Stated task
Copy all the material that follows, keeping every character the same.

Information supplied
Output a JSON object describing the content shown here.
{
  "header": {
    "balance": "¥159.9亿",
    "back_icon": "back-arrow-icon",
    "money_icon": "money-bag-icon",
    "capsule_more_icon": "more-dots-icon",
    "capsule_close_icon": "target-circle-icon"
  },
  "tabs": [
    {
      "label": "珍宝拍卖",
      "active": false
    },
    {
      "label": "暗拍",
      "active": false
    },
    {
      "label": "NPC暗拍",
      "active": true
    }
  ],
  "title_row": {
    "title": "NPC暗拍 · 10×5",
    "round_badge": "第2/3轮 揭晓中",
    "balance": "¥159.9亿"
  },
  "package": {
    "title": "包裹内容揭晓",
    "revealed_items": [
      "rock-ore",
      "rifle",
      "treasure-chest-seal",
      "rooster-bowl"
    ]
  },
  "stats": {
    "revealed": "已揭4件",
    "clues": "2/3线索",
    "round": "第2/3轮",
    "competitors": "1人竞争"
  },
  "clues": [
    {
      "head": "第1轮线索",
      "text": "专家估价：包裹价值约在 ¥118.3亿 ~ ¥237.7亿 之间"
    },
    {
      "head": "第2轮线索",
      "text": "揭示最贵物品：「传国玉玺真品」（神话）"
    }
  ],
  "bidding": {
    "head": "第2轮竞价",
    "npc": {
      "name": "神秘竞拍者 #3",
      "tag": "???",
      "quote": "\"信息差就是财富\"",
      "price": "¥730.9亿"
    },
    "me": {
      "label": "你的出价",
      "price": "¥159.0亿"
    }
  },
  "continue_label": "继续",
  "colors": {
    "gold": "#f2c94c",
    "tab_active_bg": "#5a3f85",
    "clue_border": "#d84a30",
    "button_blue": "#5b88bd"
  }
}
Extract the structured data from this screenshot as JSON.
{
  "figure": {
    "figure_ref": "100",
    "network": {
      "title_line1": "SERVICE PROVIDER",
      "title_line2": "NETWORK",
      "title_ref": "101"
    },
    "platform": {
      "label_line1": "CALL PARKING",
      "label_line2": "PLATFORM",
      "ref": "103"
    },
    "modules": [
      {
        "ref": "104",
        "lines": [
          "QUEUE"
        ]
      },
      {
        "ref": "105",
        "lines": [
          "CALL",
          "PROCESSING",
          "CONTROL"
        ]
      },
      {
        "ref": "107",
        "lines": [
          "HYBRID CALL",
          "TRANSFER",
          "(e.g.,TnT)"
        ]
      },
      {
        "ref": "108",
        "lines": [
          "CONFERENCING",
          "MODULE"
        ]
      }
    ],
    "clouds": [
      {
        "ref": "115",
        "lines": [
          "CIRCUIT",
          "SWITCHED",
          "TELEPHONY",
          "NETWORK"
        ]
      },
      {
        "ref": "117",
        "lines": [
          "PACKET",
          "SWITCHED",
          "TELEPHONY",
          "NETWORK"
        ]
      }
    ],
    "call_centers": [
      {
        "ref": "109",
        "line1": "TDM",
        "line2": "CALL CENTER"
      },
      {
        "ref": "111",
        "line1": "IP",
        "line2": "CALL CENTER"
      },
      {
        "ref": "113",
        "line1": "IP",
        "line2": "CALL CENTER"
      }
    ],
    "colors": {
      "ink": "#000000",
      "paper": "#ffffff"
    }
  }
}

Written response
Output a JSON object describing the content shown here.
{
  "header": {
    "balance": "¥159.9亿",
    "back_icon": "back-arrow-icon",
    "money_icon": "money-bag-icon",
    "capsule_more_icon": "more-dots-icon",
    "capsule_close_icon": "target-circle-icon"
  },
  "tabs": [
    {
      "label": "珍宝拍卖",
      "active": false
    },
    {
      "label": "暗拍",
      "active": false
    },
    {
      "label": "NPC暗拍",
      "active": true
    }
  ],
  "title_row": {
    "title": "NPC暗拍 · 10×5",
    "round_badge": "第2/3轮 揭晓中",
    "balance": "¥159.9亿"
  },
  "package": {
    "title": "包裹内容揭晓",
    "revealed_items": [
      "rock-ore",
      "rifle",
      "treasure-chest-seal",
      "rooster-bowl"
    ]
  },
  "stats": {
    "revealed": "已揭4件",
    "clues": "2/3线索",
    "round": "第2/3轮",
    "competitors": "1人竞争"
  },
  "clues": [
    {
      "head": "第1轮线索",
      "text": "专家估价：包裹价值约在 ¥118.3亿 ~ ¥237.7亿 之间"
    },
    {
      "head": "第2轮线索",
      "text": "揭示最贵物品：「传国玉玺真品」（神话）"
    }
  ],
  "bidding": {
    "head": "第2轮竞价",
    "npc": {
      "name": "神秘竞拍者 #3",
      "tag": "???",
      "quote": "\"信息差就是财富\"",
      "price": "¥730.9亿"
    },
    "me": {
      "label": "你的出价",
      "price": "¥159.0亿"
    }
  },
  "continue_label": "继续",
  "colors": {
    "gold": "#f2c94c",
    "tab_active_bg": "#5a3f85",
    "clue_border": "#d84a30",
    "button_blue": "#5b88bd"
  }
}
Extract the structured data from this screenshot as JSON.
{
  "figure": {
    "figure_ref": "100",
    "network": {
      "title_line1": "SERVICE PROVIDER",
      "title_line2": "NETWORK",
      "title_ref": "101"
    },
    "platform": {
      "label_line1": "CALL PARKING",
      "label_line2": "PLATFORM",
      "ref": "103"
    },
    "modules": [
      {
        "ref": "104",
        "lines": [
          "QUEUE"
        ]
      },
      {
        "ref": "105",
        "lines": [
          "CALL",
          "PROCESSING",
          "CONTROL"
        ]
      },
      {
        "ref": "107",
        "lines": [
          "HYBRID CALL",
          "TRANSFER",
          "(e.g.,TnT)"
        ]
      },
      {
        "ref": "108",
        "lines": [
          "CONFERENCING",
          "MODULE"
        ]
      }
    ],
    "clouds": [
      {
        "ref": "115",
        "lines": [
          "CIRCUIT",
          "SWITCHED",
          "TELEPHONY",
          "NETWORK"
        ]
      },
      {
        "ref": "117",
        "lines": [
          "PACKET",
          "SWITCHED",
          "TELEPHONY",
          "NETWORK"
        ]
      }
    ],
    "call_centers": [
      {
        "ref": "109",
        "line1": "TDM",
        "line2": "CALL CENTER"
      },
      {
        "ref": "111",
        "line1": "IP",
        "line2": "CALL CENTER"
      },
      {
        "ref": "113",
        "line1": "IP",
        "line2": "CALL CENTER"
      }
    ],
    "colors": {
      "ink": "#000000",
      "paper": "#ffffff"
    }
  }
}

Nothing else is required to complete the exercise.